=== Prompt ===
Reproduce each line of the material exactly, minus any picture.
━━━ The input ━━━
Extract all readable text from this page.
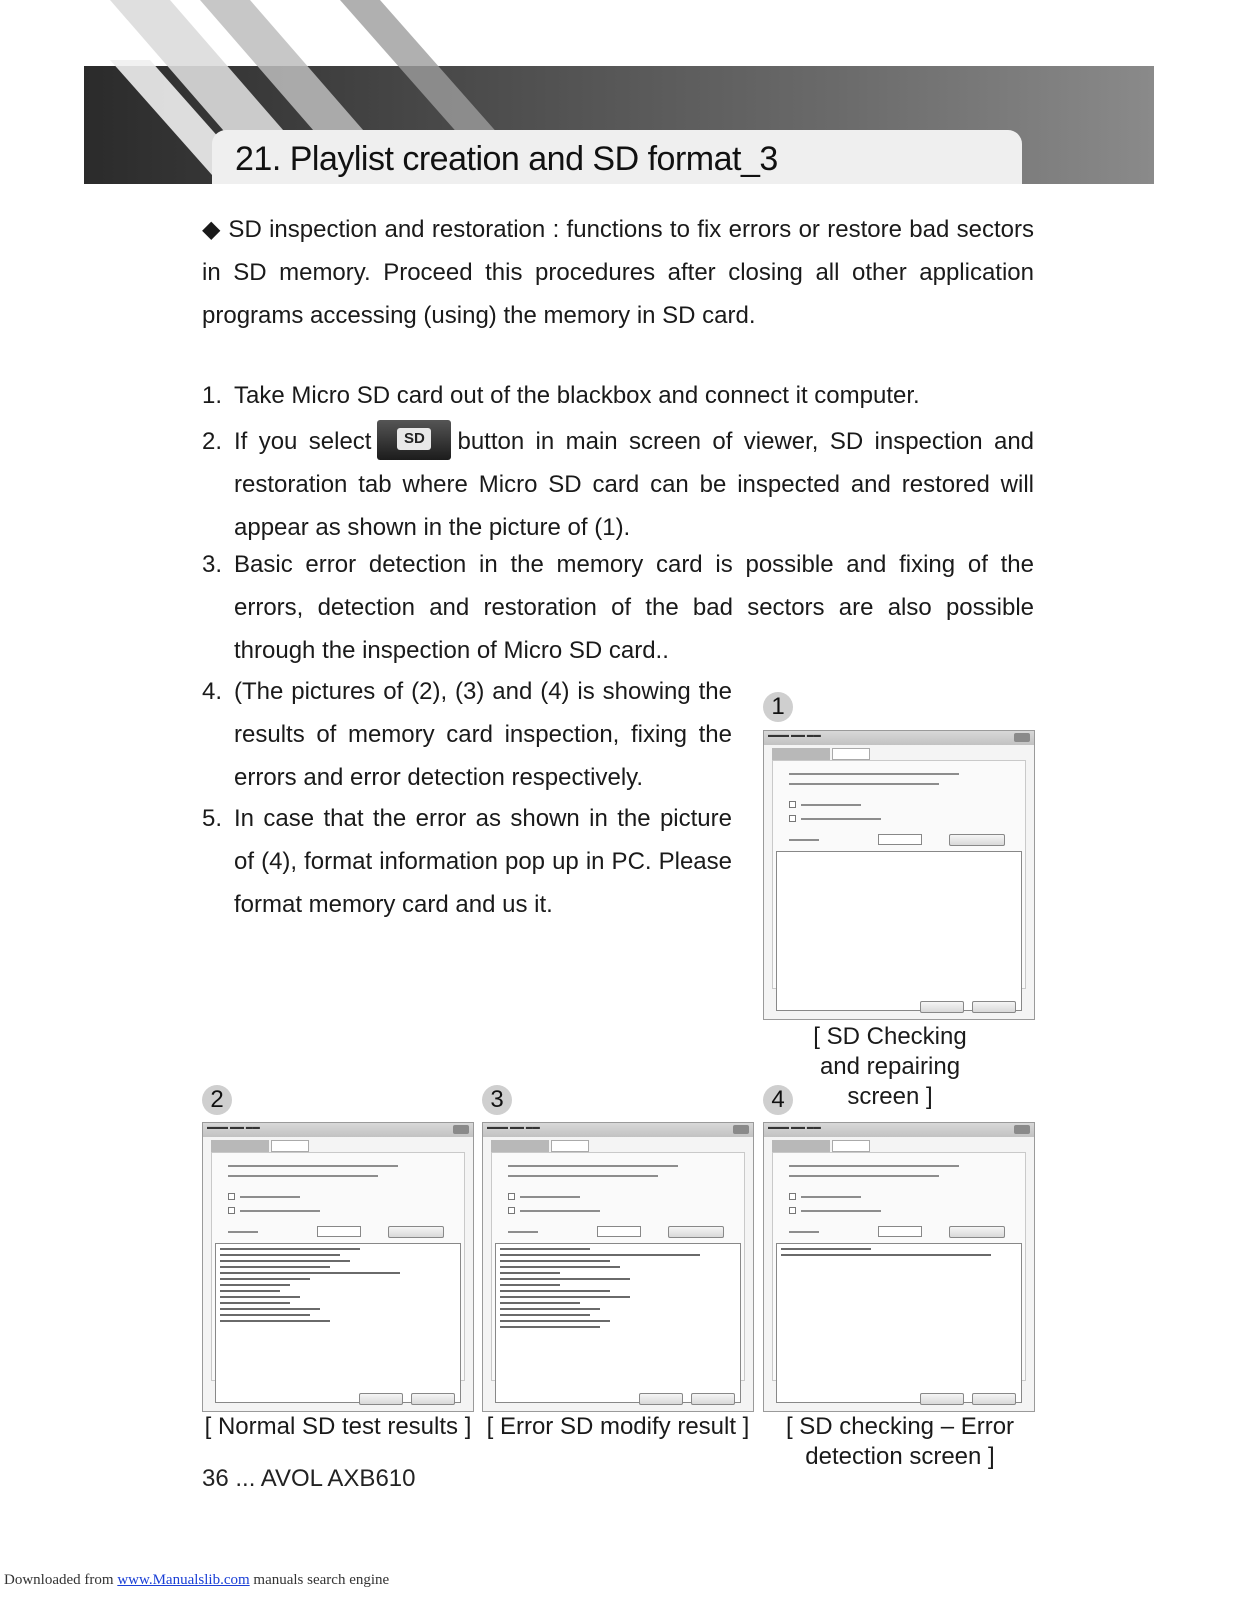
21. Playlist creation and SD format_3
◆ SD inspection and restoration : functions to fix errors or restore bad sectors in SD memory. Proceed this procedures after closing all other application programs accessing (using) the memory in SD card.
1. Take Micro SD card out of the blackbox and connect it computer.
2. If you select	SD button in main screen of viewer, SD inspection and restoration tab where Micro SD card can be inspected and restored will appear as shown in the picture of (1).
3. Basic error detection in the memory card is possible and fixing of the errors, detection and restoration of the bad sectors are also possible through the inspection of Micro SD card..
4. (The pictures of (2), (3) and (4) is showing the results of memory card inspection, fixing the errors and error detection respectively.
5. In case that the error as shown in the picture of (4), format information pop up in PC. Please format memory card and us it.
1
▬▬▬ ▬▬ ▬▬
[ SD Checking and repairing screen ]
2
▬▬▬ ▬▬ ▬▬
[ Normal SD test results ]
3
▬▬▬ ▬▬ ▬▬
[ Error SD modify result ]
4
▬▬▬ ▬▬ ▬▬
[ SD checking – Error detection screen ]
36 ... AVOL AXB610
Downloaded from www.Manualslib.com manuals search engine
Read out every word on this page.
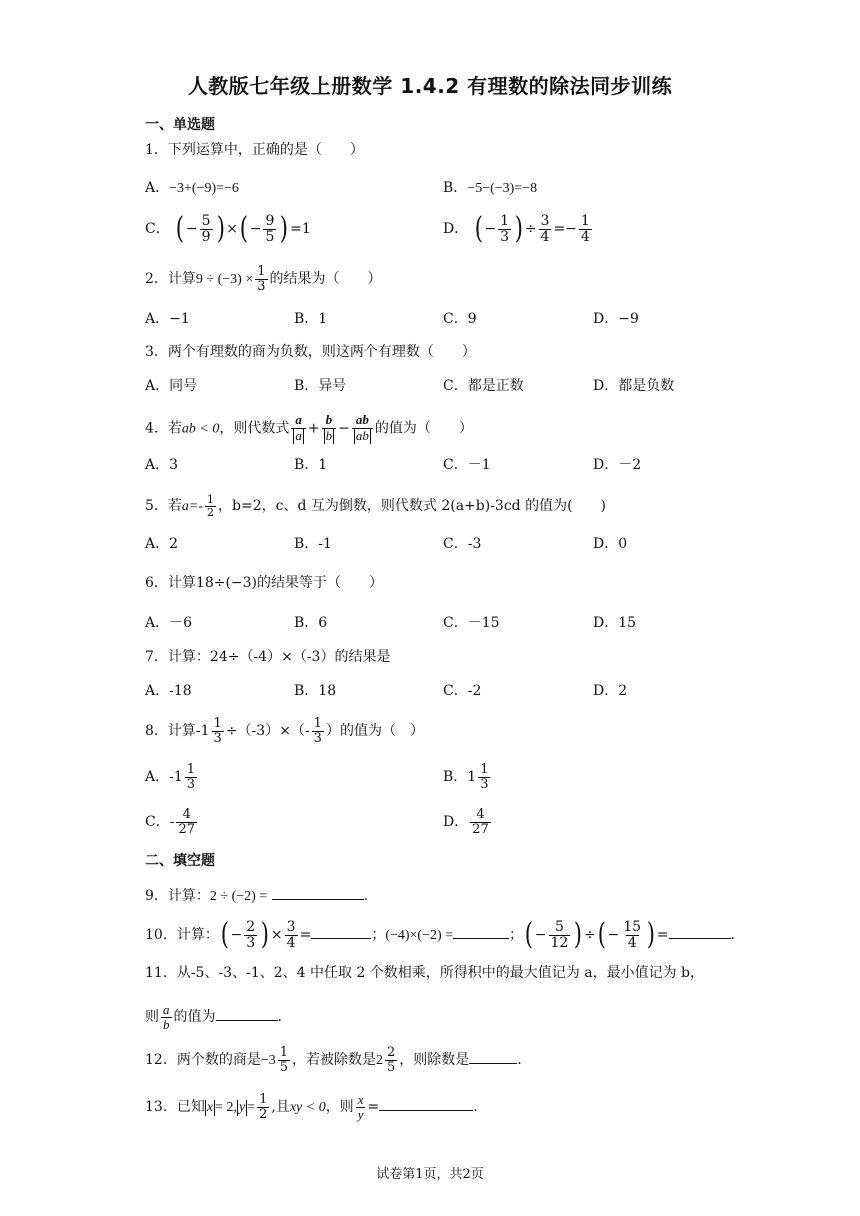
人教版七年级上册数学 1.4.2 有理数的除法同步训练
一、单选题
1．下列运算中，正确的是（　　）
A．−3+(−9)=−6	B．−5−(−3)=−8
C． ( − $\frac{5}{9}$ ) ×( − $\frac{9}{5}$ ) =1	D． ( − $\frac{1}{3}$ ) ÷ $\frac{3}{4} =- \frac{1}{4}$
2．计算$9 \div (-3) \times \frac{1}{3}$ 的结果为（　　）
A．−1	B．1	C．9	D．−9
3．两个有理数的商为负数，则这两个有理数（　　）
A．同号	B．异号	C．都是正数	D．都是负数
4．若ab < 0，则代数式 $\frac{a}{a} + \frac{b}{b} - \frac{ab}{ab}$ 的值为（　　）
A．3	B．1	C．－1	D．－2
5．若$a=- \frac{1}{2}$ ，b=2，c、d 互为倒数，则代数式 2(a+b)-3cd 的值为(　　)
A．2	B．-1	C．-3	D．0
6．计算18÷(−3)的结果等于（　　）
A．－6	B．6	C．－15	D．15
7．计算：24÷（-4）×（-3）的结果是
A．-18	B．18	C．-2	D．2
8．计算$-1 \frac{1}{3} \div(-3)\times(- \frac{1}{3}$ ）的值为（　）
A．$-1 \frac{1}{3}$	B．$1 \frac{1}{3}$
C．- $\frac{4}{27}$	D． $\frac{4}{27}$
二、填空题
9．计算：2 ÷ (−2) =	.
10．计算：( − $\frac{2}{3}$ ) × $\frac{3}{4}$ =	；(−4)×(−2) =	；( − $\frac{5}{12}$ ) ÷( − $\frac{15}{4}$ ) =	.
11．从-5、-3、-1、2、4 中任取 2 个数相乘，所得积中的最大值记为 a，最小值记为 b，
则 $\frac{a}{b}$ 的值为	.
12．两个数的商是$-3 \frac{1}{5}$ ，若被除数是$2 \frac{2}{5}$ ，则除数是	.
13．已知 x = 2, $y = \frac{1}{2}$ ,且xy < 0，则 $\frac{x}{y}$ =	.
试卷第1页，共2页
━━━
=== The output ===
Extract all readable text from this page.
21. Playlist creation and SD format_3
◆ SD inspection and restoration : functions to fix errors or restore bad sectors in SD memory. Proceed this procedures after closing all other application programs accessing (using) the memory in SD card.
1. Take Micro SD card out of the blackbox and connect it computer.
2. If you select	SD button in main screen of viewer, SD inspection and restoration tab where Micro SD card can be inspected and restored will appear as shown in the picture of (1).
3. Basic error detection in the memory card is possible and fixing of the errors, detection and restoration of the bad sectors are also possible through the inspection of Micro SD card..
4. (The pictures of (2), (3) and (4) is showing the results of memory card inspection, fixing the errors and error detection respectively.
5. In case that the error as shown in the picture of (4), format information pop up in PC. Please format memory card and us it.
1
▬▬▬ ▬▬ ▬▬
[ SD Checking and repairing screen ]
2
▬▬▬ ▬▬ ▬▬
[ Normal SD test results ]
3
▬▬▬ ▬▬ ▬▬
[ Error SD modify result ]
4
▬▬▬ ▬▬ ▬▬
[ SD checking – Error detection screen ]
36 ... AVOL AXB610
Downloaded from www.Manualslib.com manuals search engine
Read out every word on this page.
人教版七年级上册数学 1.4.2 有理数的除法同步训练
一、单选题
1．下列运算中，正确的是（　　）
A．−3+(−9)=−6	B．−5−(−3)=−8
C． ( − $\frac{5}{9}$ ) ×( − $\frac{9}{5}$ ) =1	D． ( − $\frac{1}{3}$ ) ÷ $\frac{3}{4} =- \frac{1}{4}$
2．计算$9 \div (-3) \times \frac{1}{3}$ 的结果为（　　）
A．−1	B．1	C．9	D．−9
3．两个有理数的商为负数，则这两个有理数（　　）
A．同号	B．异号	C．都是正数	D．都是负数
4．若ab < 0，则代数式 $\frac{a}{a} + \frac{b}{b} - \frac{ab}{ab}$ 的值为（　　）
A．3	B．1	C．－1	D．－2
5．若$a=- \frac{1}{2}$ ，b=2，c、d 互为倒数，则代数式 2(a+b)-3cd 的值为(　　)
A．2	B．-1	C．-3	D．0
6．计算18÷(−3)的结果等于（　　）
A．－6	B．6	C．－15	D．15
7．计算：24÷（-4）×（-3）的结果是
A．-18	B．18	C．-2	D．2
8．计算$-1 \frac{1}{3} \div(-3)\times(- \frac{1}{3}$ ）的值为（　）
A．$-1 \frac{1}{3}$	B．$1 \frac{1}{3}$
C．- $\frac{4}{27}$	D． $\frac{4}{27}$
二、填空题
9．计算：2 ÷ (−2) =	.
10．计算：( − $\frac{2}{3}$ ) × $\frac{3}{4}$ =	；(−4)×(−2) =	；( − $\frac{5}{12}$ ) ÷( − $\frac{15}{4}$ ) =	.
11．从-5、-3、-1、2、4 中任取 2 个数相乘，所得积中的最大值记为 a，最小值记为 b，
则 $\frac{a}{b}$ 的值为	.
12．两个数的商是$-3 \frac{1}{5}$ ，若被除数是$2 \frac{2}{5}$ ，则除数是	.
13．已知 x = 2, $y = \frac{1}{2}$ ,且xy < 0，则 $\frac{x}{y}$ =	.
试卷第1页，共2页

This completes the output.